Required task:
Determine the number of lines in these entries that hold the word "Flat". Give the number and nothing more.

Stored entries:
⁂

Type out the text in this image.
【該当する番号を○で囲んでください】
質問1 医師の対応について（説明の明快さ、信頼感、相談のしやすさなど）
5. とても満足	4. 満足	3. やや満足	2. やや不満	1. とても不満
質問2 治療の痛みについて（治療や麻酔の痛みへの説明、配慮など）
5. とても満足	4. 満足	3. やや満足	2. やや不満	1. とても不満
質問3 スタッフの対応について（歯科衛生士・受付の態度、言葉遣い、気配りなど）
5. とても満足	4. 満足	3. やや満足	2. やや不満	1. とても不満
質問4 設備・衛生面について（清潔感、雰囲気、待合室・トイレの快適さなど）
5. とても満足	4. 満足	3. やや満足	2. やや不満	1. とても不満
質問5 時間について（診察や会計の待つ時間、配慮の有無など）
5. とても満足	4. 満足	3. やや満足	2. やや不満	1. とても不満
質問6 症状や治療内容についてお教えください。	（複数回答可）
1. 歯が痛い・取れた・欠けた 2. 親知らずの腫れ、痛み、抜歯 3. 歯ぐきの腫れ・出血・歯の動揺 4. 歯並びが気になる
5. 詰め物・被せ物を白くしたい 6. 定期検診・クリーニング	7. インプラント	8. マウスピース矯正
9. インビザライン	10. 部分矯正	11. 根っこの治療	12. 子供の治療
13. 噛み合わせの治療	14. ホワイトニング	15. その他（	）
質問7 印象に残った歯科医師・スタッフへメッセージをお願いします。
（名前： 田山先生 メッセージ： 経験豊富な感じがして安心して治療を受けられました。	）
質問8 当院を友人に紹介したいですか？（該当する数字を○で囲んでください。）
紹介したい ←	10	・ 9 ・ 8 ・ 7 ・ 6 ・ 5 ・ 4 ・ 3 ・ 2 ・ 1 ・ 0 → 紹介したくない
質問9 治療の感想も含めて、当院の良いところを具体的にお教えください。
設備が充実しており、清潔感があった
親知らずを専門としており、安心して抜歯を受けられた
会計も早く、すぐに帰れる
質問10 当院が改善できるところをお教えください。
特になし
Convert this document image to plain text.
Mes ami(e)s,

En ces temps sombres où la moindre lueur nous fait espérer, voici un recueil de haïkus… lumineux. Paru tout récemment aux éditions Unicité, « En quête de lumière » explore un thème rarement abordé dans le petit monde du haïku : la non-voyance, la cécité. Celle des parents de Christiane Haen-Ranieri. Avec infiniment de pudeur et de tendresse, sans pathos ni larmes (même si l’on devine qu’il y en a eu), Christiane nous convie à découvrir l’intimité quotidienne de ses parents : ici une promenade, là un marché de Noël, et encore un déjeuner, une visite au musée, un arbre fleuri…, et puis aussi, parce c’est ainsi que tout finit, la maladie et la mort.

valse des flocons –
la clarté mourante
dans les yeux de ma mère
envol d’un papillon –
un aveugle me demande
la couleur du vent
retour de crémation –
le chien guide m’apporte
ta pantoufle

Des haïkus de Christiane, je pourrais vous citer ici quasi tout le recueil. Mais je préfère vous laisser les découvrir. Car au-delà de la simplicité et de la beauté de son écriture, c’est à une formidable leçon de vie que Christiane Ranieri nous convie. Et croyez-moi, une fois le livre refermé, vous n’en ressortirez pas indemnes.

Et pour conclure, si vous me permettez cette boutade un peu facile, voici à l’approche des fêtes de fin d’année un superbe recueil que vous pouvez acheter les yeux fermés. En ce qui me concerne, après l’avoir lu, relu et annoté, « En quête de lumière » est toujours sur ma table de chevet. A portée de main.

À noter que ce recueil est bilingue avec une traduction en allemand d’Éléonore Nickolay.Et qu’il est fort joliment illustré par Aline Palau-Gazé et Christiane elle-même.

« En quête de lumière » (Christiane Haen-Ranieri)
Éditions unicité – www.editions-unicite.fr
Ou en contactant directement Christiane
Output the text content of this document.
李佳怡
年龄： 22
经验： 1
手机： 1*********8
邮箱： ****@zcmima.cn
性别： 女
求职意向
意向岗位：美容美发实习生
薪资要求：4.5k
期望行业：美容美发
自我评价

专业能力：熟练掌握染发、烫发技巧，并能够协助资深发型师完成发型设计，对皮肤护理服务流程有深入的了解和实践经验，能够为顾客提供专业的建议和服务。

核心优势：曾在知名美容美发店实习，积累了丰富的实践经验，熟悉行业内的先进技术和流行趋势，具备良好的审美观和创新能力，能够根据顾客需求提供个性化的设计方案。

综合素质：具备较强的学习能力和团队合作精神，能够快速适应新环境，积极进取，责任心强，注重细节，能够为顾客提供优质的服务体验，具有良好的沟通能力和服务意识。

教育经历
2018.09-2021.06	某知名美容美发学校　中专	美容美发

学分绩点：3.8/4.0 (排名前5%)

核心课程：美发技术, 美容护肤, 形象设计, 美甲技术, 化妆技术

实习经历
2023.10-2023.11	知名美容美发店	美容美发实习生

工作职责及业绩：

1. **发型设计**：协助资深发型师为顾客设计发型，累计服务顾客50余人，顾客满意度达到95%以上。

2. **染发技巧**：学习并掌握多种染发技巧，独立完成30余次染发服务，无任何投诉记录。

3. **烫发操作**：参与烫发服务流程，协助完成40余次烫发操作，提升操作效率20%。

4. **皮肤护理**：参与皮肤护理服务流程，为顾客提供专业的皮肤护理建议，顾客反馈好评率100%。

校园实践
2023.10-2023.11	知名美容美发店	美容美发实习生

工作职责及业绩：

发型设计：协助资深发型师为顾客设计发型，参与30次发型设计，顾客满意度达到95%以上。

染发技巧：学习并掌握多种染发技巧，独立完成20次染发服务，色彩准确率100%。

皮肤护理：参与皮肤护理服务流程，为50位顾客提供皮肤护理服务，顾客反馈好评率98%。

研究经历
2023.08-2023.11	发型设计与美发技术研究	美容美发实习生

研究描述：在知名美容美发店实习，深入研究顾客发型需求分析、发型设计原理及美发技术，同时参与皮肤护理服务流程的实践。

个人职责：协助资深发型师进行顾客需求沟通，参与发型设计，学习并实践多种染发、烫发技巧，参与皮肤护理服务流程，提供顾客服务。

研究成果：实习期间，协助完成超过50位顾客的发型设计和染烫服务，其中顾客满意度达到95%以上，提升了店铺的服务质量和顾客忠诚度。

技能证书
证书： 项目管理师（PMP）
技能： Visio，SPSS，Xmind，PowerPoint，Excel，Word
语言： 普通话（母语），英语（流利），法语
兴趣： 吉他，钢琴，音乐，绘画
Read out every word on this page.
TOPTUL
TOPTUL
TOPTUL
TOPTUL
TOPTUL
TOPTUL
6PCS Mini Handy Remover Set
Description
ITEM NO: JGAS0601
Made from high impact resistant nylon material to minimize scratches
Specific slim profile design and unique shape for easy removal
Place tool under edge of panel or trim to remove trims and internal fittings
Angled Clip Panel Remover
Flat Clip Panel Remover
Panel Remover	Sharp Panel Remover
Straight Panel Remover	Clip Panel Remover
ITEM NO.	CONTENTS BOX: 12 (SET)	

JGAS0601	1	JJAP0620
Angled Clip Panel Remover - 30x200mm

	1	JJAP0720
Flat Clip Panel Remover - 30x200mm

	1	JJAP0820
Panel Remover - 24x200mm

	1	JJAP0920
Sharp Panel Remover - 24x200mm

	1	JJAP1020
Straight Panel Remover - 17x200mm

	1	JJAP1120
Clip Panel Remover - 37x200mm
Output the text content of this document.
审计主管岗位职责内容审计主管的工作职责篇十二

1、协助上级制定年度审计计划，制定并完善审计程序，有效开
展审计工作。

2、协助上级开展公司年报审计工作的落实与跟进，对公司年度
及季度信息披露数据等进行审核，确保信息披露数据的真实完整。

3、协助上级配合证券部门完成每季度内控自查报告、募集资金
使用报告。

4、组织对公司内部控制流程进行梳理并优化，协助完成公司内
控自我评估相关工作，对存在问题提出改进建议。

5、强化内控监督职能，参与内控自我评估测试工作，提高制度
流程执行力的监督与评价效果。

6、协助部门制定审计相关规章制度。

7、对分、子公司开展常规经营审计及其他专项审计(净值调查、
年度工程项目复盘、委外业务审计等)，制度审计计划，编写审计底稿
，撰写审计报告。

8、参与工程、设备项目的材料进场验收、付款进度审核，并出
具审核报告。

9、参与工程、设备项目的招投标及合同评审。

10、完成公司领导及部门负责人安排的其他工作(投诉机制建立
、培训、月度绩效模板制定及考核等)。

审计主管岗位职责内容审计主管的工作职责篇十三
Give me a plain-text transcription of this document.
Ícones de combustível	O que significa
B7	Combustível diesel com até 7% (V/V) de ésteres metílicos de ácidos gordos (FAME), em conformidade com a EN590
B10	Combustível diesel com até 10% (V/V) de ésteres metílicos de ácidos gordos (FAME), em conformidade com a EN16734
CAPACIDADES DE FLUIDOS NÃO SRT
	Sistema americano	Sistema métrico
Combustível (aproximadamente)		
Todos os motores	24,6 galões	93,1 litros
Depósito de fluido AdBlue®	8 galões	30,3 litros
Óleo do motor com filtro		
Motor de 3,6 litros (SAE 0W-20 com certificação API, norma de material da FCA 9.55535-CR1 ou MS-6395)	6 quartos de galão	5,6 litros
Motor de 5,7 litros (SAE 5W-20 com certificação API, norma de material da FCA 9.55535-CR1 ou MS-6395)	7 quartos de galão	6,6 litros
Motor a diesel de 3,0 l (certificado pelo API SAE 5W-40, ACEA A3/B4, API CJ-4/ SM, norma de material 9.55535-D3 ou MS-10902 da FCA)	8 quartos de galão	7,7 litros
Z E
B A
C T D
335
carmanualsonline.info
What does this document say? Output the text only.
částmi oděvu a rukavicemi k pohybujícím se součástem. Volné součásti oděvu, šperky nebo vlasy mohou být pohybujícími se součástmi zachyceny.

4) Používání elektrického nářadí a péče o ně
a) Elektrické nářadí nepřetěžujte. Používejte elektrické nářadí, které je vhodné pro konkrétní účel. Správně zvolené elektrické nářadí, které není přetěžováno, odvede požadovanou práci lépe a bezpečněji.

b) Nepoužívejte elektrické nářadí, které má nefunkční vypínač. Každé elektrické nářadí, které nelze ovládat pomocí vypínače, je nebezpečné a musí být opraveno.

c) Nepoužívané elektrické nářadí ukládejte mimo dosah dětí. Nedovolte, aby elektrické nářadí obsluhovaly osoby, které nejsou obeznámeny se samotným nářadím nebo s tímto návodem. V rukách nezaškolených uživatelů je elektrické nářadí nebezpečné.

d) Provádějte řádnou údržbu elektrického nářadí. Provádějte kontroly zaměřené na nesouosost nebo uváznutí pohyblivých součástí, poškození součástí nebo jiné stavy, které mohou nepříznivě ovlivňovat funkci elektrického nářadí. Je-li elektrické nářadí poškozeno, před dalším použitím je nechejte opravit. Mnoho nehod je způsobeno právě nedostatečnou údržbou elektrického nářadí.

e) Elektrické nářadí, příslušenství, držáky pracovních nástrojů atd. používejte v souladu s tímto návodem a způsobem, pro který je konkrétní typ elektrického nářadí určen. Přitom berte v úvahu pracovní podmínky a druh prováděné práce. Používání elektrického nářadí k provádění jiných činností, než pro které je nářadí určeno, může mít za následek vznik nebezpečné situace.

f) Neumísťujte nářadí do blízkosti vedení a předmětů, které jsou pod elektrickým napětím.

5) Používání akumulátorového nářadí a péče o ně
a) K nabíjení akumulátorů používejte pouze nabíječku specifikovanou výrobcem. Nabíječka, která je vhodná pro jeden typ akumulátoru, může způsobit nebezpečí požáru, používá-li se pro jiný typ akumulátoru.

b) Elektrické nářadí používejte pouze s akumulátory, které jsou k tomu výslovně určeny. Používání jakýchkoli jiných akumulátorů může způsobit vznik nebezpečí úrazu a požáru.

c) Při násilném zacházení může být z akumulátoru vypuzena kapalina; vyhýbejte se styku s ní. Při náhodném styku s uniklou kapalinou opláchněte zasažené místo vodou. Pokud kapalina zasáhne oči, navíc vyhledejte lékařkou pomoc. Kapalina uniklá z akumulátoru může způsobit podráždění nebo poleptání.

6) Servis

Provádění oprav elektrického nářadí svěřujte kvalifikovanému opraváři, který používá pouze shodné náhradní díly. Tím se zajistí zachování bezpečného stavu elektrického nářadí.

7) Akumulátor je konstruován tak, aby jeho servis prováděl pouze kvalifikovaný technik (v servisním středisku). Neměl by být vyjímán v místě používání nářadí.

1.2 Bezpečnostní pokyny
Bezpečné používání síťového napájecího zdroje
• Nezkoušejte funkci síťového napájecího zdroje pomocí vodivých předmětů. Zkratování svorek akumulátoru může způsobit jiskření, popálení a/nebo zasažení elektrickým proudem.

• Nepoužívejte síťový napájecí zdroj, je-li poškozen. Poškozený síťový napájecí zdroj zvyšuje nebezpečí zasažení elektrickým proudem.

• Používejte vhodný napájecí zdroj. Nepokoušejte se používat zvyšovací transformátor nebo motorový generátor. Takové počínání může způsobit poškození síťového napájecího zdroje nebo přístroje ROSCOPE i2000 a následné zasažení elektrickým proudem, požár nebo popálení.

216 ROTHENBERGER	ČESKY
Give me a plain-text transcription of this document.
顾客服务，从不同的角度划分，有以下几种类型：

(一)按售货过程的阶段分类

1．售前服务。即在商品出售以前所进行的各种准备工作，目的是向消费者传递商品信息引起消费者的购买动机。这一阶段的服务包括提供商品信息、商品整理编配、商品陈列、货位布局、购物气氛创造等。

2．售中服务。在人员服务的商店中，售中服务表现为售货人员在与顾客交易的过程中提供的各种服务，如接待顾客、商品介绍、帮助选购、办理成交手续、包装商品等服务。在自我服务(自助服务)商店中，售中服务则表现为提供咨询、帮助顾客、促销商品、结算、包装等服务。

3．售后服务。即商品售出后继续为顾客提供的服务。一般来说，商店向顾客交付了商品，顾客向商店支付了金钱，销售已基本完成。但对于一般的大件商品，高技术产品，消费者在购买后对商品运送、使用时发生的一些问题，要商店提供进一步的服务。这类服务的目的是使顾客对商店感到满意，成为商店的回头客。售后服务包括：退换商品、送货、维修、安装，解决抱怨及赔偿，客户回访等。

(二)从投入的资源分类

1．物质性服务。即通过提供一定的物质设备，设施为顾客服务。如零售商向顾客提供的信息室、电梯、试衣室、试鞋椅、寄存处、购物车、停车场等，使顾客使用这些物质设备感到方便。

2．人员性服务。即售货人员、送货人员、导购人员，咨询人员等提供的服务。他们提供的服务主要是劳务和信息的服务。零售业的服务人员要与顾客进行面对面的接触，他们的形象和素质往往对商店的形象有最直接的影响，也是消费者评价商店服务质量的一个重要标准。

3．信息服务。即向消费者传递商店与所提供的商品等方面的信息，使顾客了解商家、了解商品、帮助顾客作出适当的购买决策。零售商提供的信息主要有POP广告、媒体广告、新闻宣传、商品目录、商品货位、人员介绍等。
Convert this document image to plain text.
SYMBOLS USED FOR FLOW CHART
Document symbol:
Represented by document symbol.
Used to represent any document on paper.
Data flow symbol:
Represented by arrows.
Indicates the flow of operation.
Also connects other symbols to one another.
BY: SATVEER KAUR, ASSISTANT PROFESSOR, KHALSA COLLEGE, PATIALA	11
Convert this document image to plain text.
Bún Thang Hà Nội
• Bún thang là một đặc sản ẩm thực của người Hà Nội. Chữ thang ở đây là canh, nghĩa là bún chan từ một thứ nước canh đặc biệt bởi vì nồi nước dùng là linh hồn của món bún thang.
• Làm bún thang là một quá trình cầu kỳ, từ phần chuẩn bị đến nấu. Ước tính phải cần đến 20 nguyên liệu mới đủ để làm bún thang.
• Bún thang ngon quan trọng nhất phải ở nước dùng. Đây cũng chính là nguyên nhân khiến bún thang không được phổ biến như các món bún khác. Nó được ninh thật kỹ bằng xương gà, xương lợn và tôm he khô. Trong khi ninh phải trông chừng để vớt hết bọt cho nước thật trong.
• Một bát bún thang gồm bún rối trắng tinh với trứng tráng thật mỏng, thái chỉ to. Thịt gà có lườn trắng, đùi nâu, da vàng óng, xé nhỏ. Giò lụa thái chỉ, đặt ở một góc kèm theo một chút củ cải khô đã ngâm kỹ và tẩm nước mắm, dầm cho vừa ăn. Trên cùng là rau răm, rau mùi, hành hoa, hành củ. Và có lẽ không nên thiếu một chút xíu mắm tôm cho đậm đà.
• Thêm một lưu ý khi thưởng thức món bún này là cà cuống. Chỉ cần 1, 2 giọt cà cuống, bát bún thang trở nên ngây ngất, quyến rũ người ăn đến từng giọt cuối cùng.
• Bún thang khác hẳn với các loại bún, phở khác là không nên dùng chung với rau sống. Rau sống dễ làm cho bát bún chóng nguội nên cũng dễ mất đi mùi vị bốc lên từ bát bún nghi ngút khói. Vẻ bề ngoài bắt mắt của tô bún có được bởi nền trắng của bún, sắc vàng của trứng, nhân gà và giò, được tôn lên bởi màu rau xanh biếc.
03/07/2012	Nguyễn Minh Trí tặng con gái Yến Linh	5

⁂

Exercise output:
2